▸ Data shown
_ _ _ _ _
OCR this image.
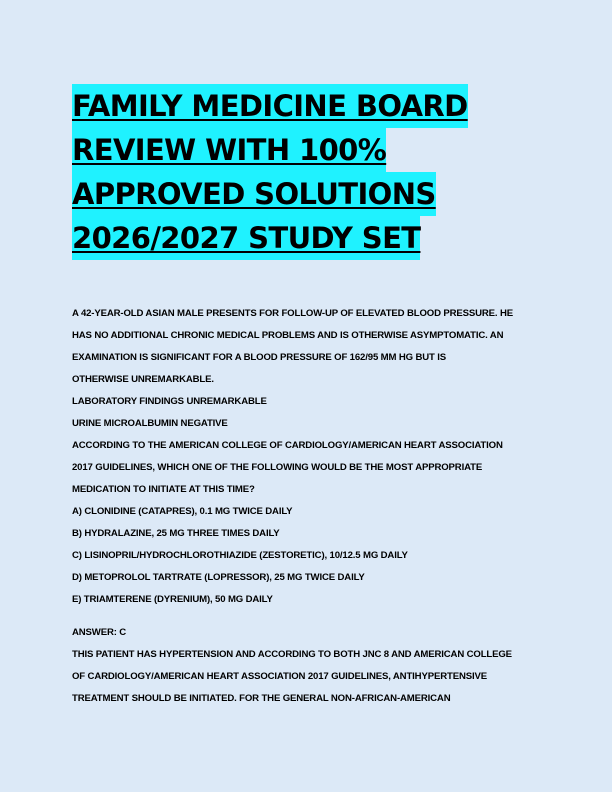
FAMILY MEDICINE BOARD
REVIEW WITH 100%
APPROVED SOLUTIONS
2026/2027 STUDY SET
A 42-YEAR-OLD ASIAN MALE PRESENTS FOR FOLLOW-UP OF ELEVATED BLOOD PRESSURE. HE
HAS NO ADDITIONAL CHRONIC MEDICAL PROBLEMS AND IS OTHERWISE ASYMPTOMATIC. AN
EXAMINATION IS SIGNIFICANT FOR A BLOOD PRESSURE OF 162/95 MM HG BUT IS
OTHERWISE UNREMARKABLE.
LABORATORY FINDINGS UNREMARKABLE
URINE MICROALBUMIN NEGATIVE
ACCORDING TO THE AMERICAN COLLEGE OF CARDIOLOGY/AMERICAN HEART ASSOCIATION
2017 GUIDELINES, WHICH ONE OF THE FOLLOWING WOULD BE THE MOST APPROPRIATE
MEDICATION TO INITIATE AT THIS TIME?
A) CLONIDINE (CATAPRES), 0.1 MG TWICE DAILY
B) HYDRALAZINE, 25 MG THREE TIMES DAILY
C) LISINOPRIL/HYDROCHLOROTHIAZIDE (ZESTORETIC), 10/12.5 MG DAILY
D) METOPROLOL TARTRATE (LOPRESSOR), 25 MG TWICE DAILY
E) TRIAMTERENE (DYRENIUM), 50 MG DAILY
ANSWER: C
THIS PATIENT HAS HYPERTENSION AND ACCORDING TO BOTH JNC 8 AND AMERICAN COLLEGE
OF CARDIOLOGY/AMERICAN HEART ASSOCIATION 2017 GUIDELINES, ANTIHYPERTENSIVE
TREATMENT SHOULD BE INITIATED. FOR THE GENERAL NON-AFRICAN-AMERICAN
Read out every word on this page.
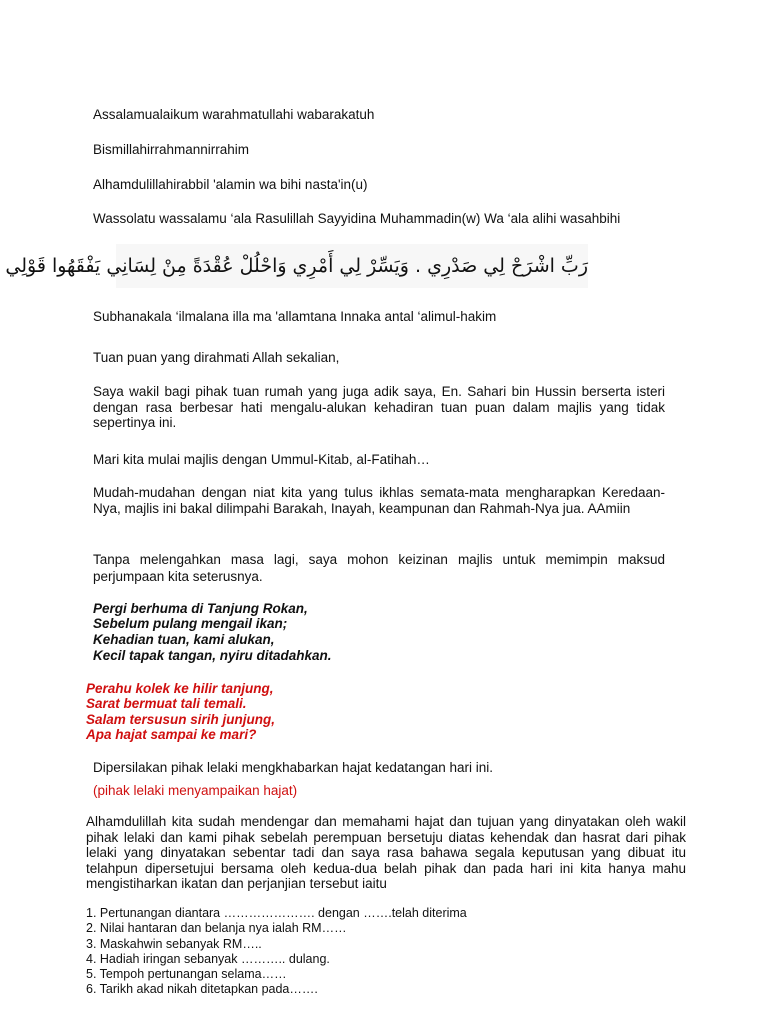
Assalamualaikum warahmatullahi wabarakatuh
Bismillahirrahmannirrahim
Alhamdulillahirabbil 'alamin wa bihi nasta'in(u)
Wassolatu wassalamu ‘ala Rasulillah Sayyidina Muhammadin(w) Wa ‘ala alihi wasahbihi
رَبِّ اشْرَحْ لِي صَدْرِي . وَيَسِّرْ لِي أَمْرِي وَاحْلُلْ عُقْدَةً مِنْ لِسَانِي يَفْقَهُوا قَوْلِي
Subhanakala ‘ilmalana illa ma 'allamtana Innaka antal ‘alimul-hakim
Tuan puan yang dirahmati Allah sekalian,
Saya wakil bagi pihak tuan rumah yang juga adik saya, En. Sahari bin Hussin berserta isteri dengan rasa berbesar hati mengalu-alukan kehadiran tuan puan dalam majlis yang tidak sepertinya ini.
Mari kita mulai majlis dengan Ummul-Kitab, al-Fatihah…
Mudah-mudahan dengan niat kita yang tulus ikhlas semata-mata mengharapkan Keredaan-Nya, majlis ini bakal dilimpahi Barakah, Inayah, keampunan dan Rahmah-Nya jua. AAmiin
Tanpa melengahkan masa lagi, saya mohon keizinan majlis untuk memimpin maksud perjumpaan kita seterusnya.
Pergi berhuma di Tanjung Rokan,
Sebelum pulang mengail ikan;
Kehadian tuan, kami alukan,
Kecil tapak tangan, nyiru ditadahkan.
Perahu kolek ke hilir tanjung,
Sarat bermuat tali temali.
Salam tersusun sirih junjung,
Apa hajat sampai ke mari?
Dipersilakan pihak lelaki mengkhabarkan hajat kedatangan hari ini.
(pihak lelaki menyampaikan hajat)
Alhamdulillah kita sudah mendengar dan memahami hajat dan tujuan yang dinyatakan oleh wakil pihak lelaki dan kami pihak sebelah perempuan bersetuju diatas kehendak dan hasrat dari pihak lelaki yang dinyatakan sebentar tadi dan saya rasa bahawa segala keputusan yang dibuat itu telahpun dipersetujui bersama oleh kedua-dua belah pihak dan pada hari ini kita hanya mahu mengistiharkan ikatan dan perjanjian tersebut iaitu
1. Pertunangan diantara …………………. dengan …….telah diterima
2. Nilai hantaran dan belanja nya ialah RM……
3. Maskahwin sebanyak RM…..
4. Hadiah iringan sebanyak ……….. dulang.
5. Tempoh pertunangan selama……
6. Tarikh akad nikah ditetapkan pada…….
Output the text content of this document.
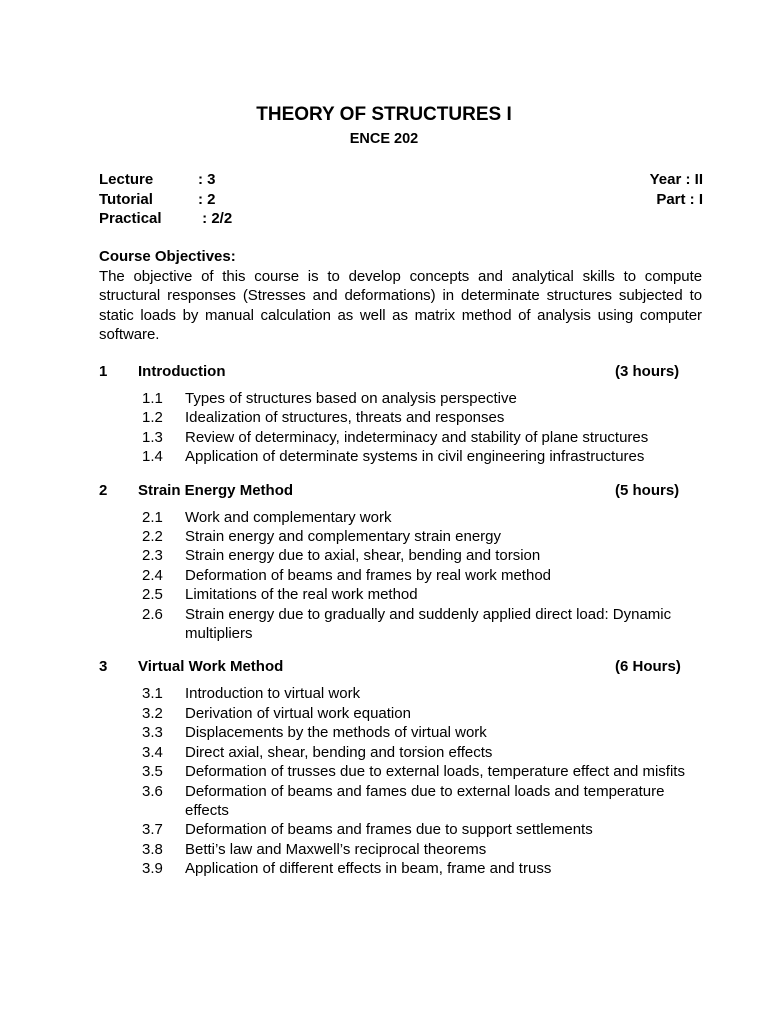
THEORY OF STRUCTURES I
ENCE 202
Lecture	: 3
Tutorial	: 2
Practical : 2/2
Year : II
Part : I
Course Objectives:
The objective of this course is to develop concepts and analytical skills to compute structural responses (Stresses and deformations) in determinate structures subjected to static loads by manual calculation as well as matrix method of analysis using computer software.
1	Introduction	(3 hours)
1.1	Types of structures based on analysis perspective
1.2	Idealization of structures, threats and responses
1.3	Review of determinacy, indeterminacy and stability of plane structures
1.4	Application of determinate systems in civil engineering infrastructures
2	Strain Energy Method	(5 hours)
2.1	Work and complementary work
2.2	Strain energy and complementary strain energy
2.3	Strain energy due to axial, shear, bending and torsion
2.4	Deformation of beams and frames by real work method
2.5	Limitations of the real work method
2.6	Strain energy due to gradually and suddenly applied direct load: Dynamic multipliers
3	Virtual Work Method	(6 Hours)
3.1	Introduction to virtual work
3.2	Derivation of virtual work equation
3.3	Displacements by the methods of virtual work
3.4	Direct axial, shear, bending and torsion effects
3.5	Deformation of trusses due to external loads, temperature effect and misfits
3.6	Deformation of beams and fames due to external loads and temperature effects
3.7	Deformation of beams and frames due to support settlements
3.8	Betti’s law and Maxwell’s reciprocal theorems
3.9	Application of different effects in beam, frame and truss
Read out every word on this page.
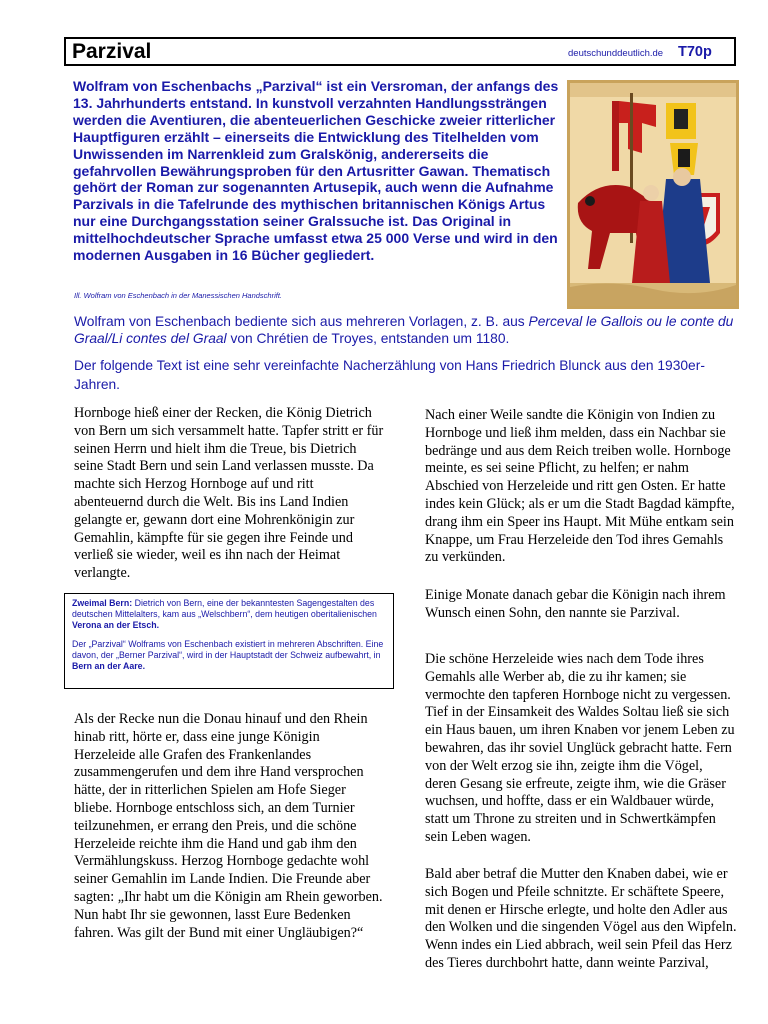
Parzival	deutschunddeutlich.de T70p

Wolfram von Eschenbachs „Parzival“ ist ein Versroman, der anfangs des 13. Jahrhunderts entstand. In kunstvoll verzahnten Handlungssträngen werden die Aventiuren, die abenteuerlichen Geschicke zweier ritterlicher Hauptfiguren erzählt – einerseits die Entwicklung des Titelhelden vom Unwissenden im Narrenkleid zum Gralskönig, andererseits die gefahrvollen Bewährungsproben für den Artusritter Gawan. Thematisch gehört der Roman zur sogenannten Artusepik, auch wenn die Aufnahme Parzivals in die Tafelrunde des mythischen britannischen Königs Artus nur eine Durchgangsstation seiner Gralssuche ist. Das Original in mittelhochdeutscher Sprache umfasst etwa 25 000 Verse und wird in den modernen Ausgaben in 16 Bücher gegliedert.

Ill. Wolfram von Eschenbach in der Manessischen Handschrift.

Wolfram von Eschenbach bediente sich aus mehreren Vorlagen, z. B. aus Perceval le Gallois ou le conte du Graal/Li contes del Graal von Chrétien de Troyes, entstanden um 1180.

Der folgende Text ist eine sehr vereinfachte Nacherzählung von Hans Friedrich Blunck aus den 1930er-Jahren.

Hornboge hieß einer der Recken, die König Dietrich von Bern um sich versammelt hatte. Tapfer stritt er für seinen Herrn und hielt ihm die Treue, bis Dietrich seine Stadt Bern und sein Land verlassen musste. Da machte sich Herzog Hornboge auf und ritt abenteuernd durch die Welt. Bis ins Land Indien gelangte er, gewann dort eine Mohrenkönigin zur Gemahlin, kämpfte für sie gegen ihre Feinde und verließ sie wieder, weil es ihn nach der Heimat verlangte.

Zweimal Bern: Dietrich von Bern, eine der bekanntesten Sagengestalten des deutschen Mittelalters, kam aus „Welschbern“, dem heutigen oberitalienischen Verona an der Etsch.

Der „Parzival“ Wolframs von Eschenbach existiert in mehreren Abschriften. Eine davon, der „Berner Parzival“, wird in der Hauptstadt der Schweiz aufbewahrt, in Bern an der Aare.

Als der Recke nun die Donau hinauf und den Rhein hinab ritt, hörte er, dass eine junge Königin Herzeleide alle Grafen des Frankenlandes zusammengerufen und dem ihre Hand versprochen hätte, der in ritterlichen Spielen am Hofe Sieger bliebe. Hornboge entschloss sich, an dem Turnier teilzunehmen, er errang den Preis, und die schöne Herzeleide reichte ihm die Hand und gab ihm den Vermählungskuss. Herzog Hornboge gedachte wohl seiner Gemahlin im Lande Indien. Die Freunde aber sagten: „Ihr habt um die Königin am Rhein geworben. Nun habt Ihr sie gewonnen, lasst Eure Bedenken fahren. Was gilt der Bund mit einer Ungläubigen?“

Nach einer Weile sandte die Königin von Indien zu Hornboge und ließ ihm melden, dass ein Nachbar sie bedränge und aus dem Reich treiben wolle. Hornboge meinte, es sei seine Pflicht, zu helfen; er nahm Abschied von Herzeleide und ritt gen Osten. Er hatte indes kein Glück; als er um die Stadt Bagdad kämpfte, drang ihm ein Speer ins Haupt. Mit Mühe entkam sein Knappe, um Frau Herzeleide den Tod ihres Gemahls zu verkünden.

Einige Monate danach gebar die Königin nach ihrem Wunsch einen Sohn, den nannte sie Parzival.

Die schöne Herzeleide wies nach dem Tode ihres Gemahls alle Werber ab, die zu ihr kamen; sie vermochte den tapferen Hornboge nicht zu vergessen. Tief in der Einsamkeit des Waldes Soltau ließ sie sich ein Haus bauen, um ihren Knaben vor jenem Leben zu bewahren, das ihr soviel Unglück gebracht hatte. Fern von der Welt erzog sie ihn, zeigte ihm die Vögel, deren Gesang sie erfreute, zeigte ihm, wie die Gräser wuchsen, und hoffte, dass er ein Waldbauer würde, statt um Throne zu streiten und in Schwertkämpfen sein Leben wagen.

Bald aber betraf die Mutter den Knaben dabei, wie er sich Bogen und Pfeile schnitzte. Er schäftete Speere, mit denen er Hirsche erlegte, und holte den Adler aus den Wolken und die singenden Vögel aus den Wipfeln. Wenn indes ein Lied abbrach, weil sein Pfeil das Herz des Tieres durchbohrt hatte, dann weinte Parzival,
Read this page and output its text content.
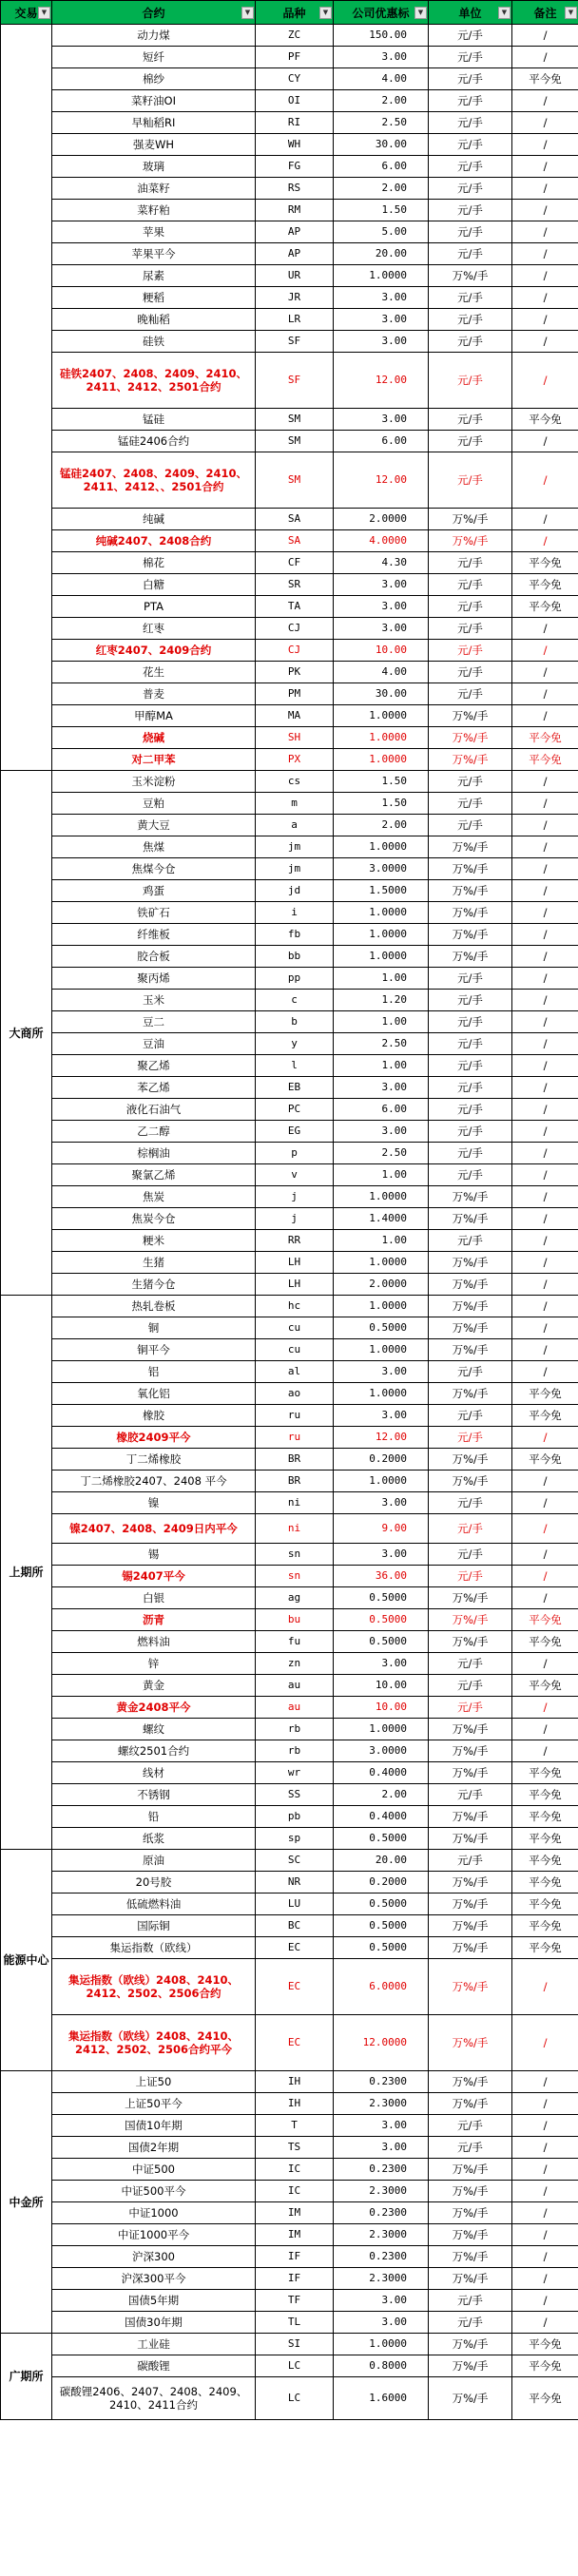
交易 ▼	合约 ▼	品种 ▼	公司优惠标 ▼	单位 ▼	备注 ▼

	动力煤	ZC	150.00	元/手	/
	短纤	PF	3.00	元/手	/
	棉纱	CY	4.00	元/手	平今免
	菜籽油OI	OI	2.00	元/手	/
	早籼稻RI	RI	2.50	元/手	/
	强麦WH	WH	30.00	元/手	/
	玻璃	FG	6.00	元/手	/
	油菜籽	RS	2.00	元/手	/
	菜籽粕	RM	1.50	元/手	/
	苹果	AP	5.00	元/手	/
	苹果平今	AP	20.00	元/手	/
	尿素	UR	1.0000	万%/手	/
	粳稻	JR	3.00	元/手	/
	晚籼稻	LR	3.00	元/手	/
	硅铁	SF	3.00	元/手	/
	硅铁2407、2408、2409、2410、2411、2412、2501合约	SF	12.00	元/手	/
	锰硅	SM	3.00	元/手	平今免
	锰硅2406合约	SM	6.00	元/手	/
	锰硅2407、2408、2409、2410、2411、2412、、2501合约	SM	12.00	元/手	/
	纯碱	SA	2.0000	万%/手	/
	纯碱2407、2408合约	SA	4.0000	万%/手	/
	棉花	CF	4.30	元/手	平今免
	白糖	SR	3.00	元/手	平今免
	PTA	TA	3.00	元/手	平今免
	红枣	CJ	3.00	元/手	/
	红枣2407、2409合约	CJ	10.00	元/手	/
	花生	PK	4.00	元/手	/
	普麦	PM	30.00	元/手	/
	甲醇MA	MA	1.0000	万%/手	/
	烧碱	SH	1.0000	万%/手	平今免
	对二甲苯	PX	1.0000	万%/手	平今免
大商所	玉米淀粉	cs	1.50	元/手	/
	豆粕	m	1.50	元/手	/
	黄大豆	a	2.00	元/手	/
	焦煤	jm	1.0000	万%/手	/
	焦煤今仓	jm	3.0000	万%/手	/
	鸡蛋	jd	1.5000	万%/手	/
	铁矿石	i	1.0000	万%/手	/
	纤维板	fb	1.0000	万%/手	/
	胶合板	bb	1.0000	万%/手	/
	聚丙烯	pp	1.00	元/手	/
	玉米	c	1.20	元/手	/
	豆二	b	1.00	元/手	/
	豆油	y	2.50	元/手	/
	聚乙烯	l	1.00	元/手	/
	苯乙烯	EB	3.00	元/手	/
	液化石油气	PC	6.00	元/手	/
	乙二醇	EG	3.00	元/手	/
	棕榈油	p	2.50	元/手	/
	聚氯乙烯	v	1.00	元/手	/
	焦炭	j	1.0000	万%/手	/
	焦炭今仓	j	1.4000	万%/手	/
	粳米	RR	1.00	元/手	/
	生猪	LH	1.0000	万%/手	/
	生猪今仓	LH	2.0000	万%/手	/
上期所	热轧卷板	hc	1.0000	万%/手	/
	铜	cu	0.5000	万%/手	/
	铜平今	cu	1.0000	万%/手	/
	铝	al	3.00	元/手	/
	氧化铝	ao	1.0000	万%/手	平今免
	橡胶	ru	3.00	元/手	平今免
	橡胶2409平今	ru	12.00	元/手	/
	丁二烯橡胶	BR	0.2000	万%/手	平今免
	丁二烯橡胶2407、2408 平今	BR	1.0000	万%/手	/
	镍	ni	3.00	元/手	/
	镍2407、2408、2409日内平今	ni	9.00	元/手	/
	锡	sn	3.00	元/手	/
	锡2407平今	sn	36.00	元/手	/
	白银	ag	0.5000	万%/手	/
	沥青	bu	0.5000	万%/手	平今免
	燃料油	fu	0.5000	万%/手	平今免
	锌	zn	3.00	元/手	/
	黄金	au	10.00	元/手	平今免
	黄金2408平今	au	10.00	元/手	/
	螺纹	rb	1.0000	万%/手	/
	螺纹2501合约	rb	3.0000	万%/手	/
	线材	wr	0.4000	万%/手	平今免
	不锈钢	SS	2.00	元/手	平今免
	铅	pb	0.4000	万%/手	平今免
	纸浆	sp	0.5000	万%/手	平今免
能源中心	原油	SC	20.00	元/手	平今免
	20号胶	NR	0.2000	万%/手	平今免
	低硫燃料油	LU	0.5000	万%/手	平今免
	国际铜	BC	0.5000	万%/手	平今免
	集运指数（欧线）	EC	0.5000	万%/手	平今免
	集运指数（欧线）2408、2410、2412、2502、2506合约	EC	6.0000	万%/手	/
	集运指数（欧线）2408、2410、2412、2502、2506合约平今	EC	12.0000	万%/手	/
中金所	上证50	IH	0.2300	万%/手	/
	上证50平今	IH	2.3000	万%/手	/
	国债10年期	T	3.00	元/手	/
	国债2年期	TS	3.00	元/手	/
	中证500	IC	0.2300	万%/手	/
	中证500平今	IC	2.3000	万%/手	/
	中证1000	IM	0.2300	万%/手	/
	中证1000平今	IM	2.3000	万%/手	/
	沪深300	IF	0.2300	万%/手	/
	沪深300平今	IF	2.3000	万%/手	/
	国债5年期	TF	3.00	元/手	/
	国债30年期	TL	3.00	元/手	/
广期所	工业硅	SI	1.0000	万%/手	平今免
	碳酸锂	LC	0.8000	万%/手	平今免
	碳酸锂2406、2407、2408、2409、2410、2411合约	LC	1.6000	万%/手	平今免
_ _ _ _ _
Scan the material above for the string "determinate" and report each line where you find it.

▸ Response below
The objective of this course is to develop concepts and analytical skills to compute structural responses (Stresses and deformations) in determinate structures subjected to static loads by manual calculation as well as matrix method of analysis using computer software.
1.4	Application of determinate systems in civil engineering infrastructures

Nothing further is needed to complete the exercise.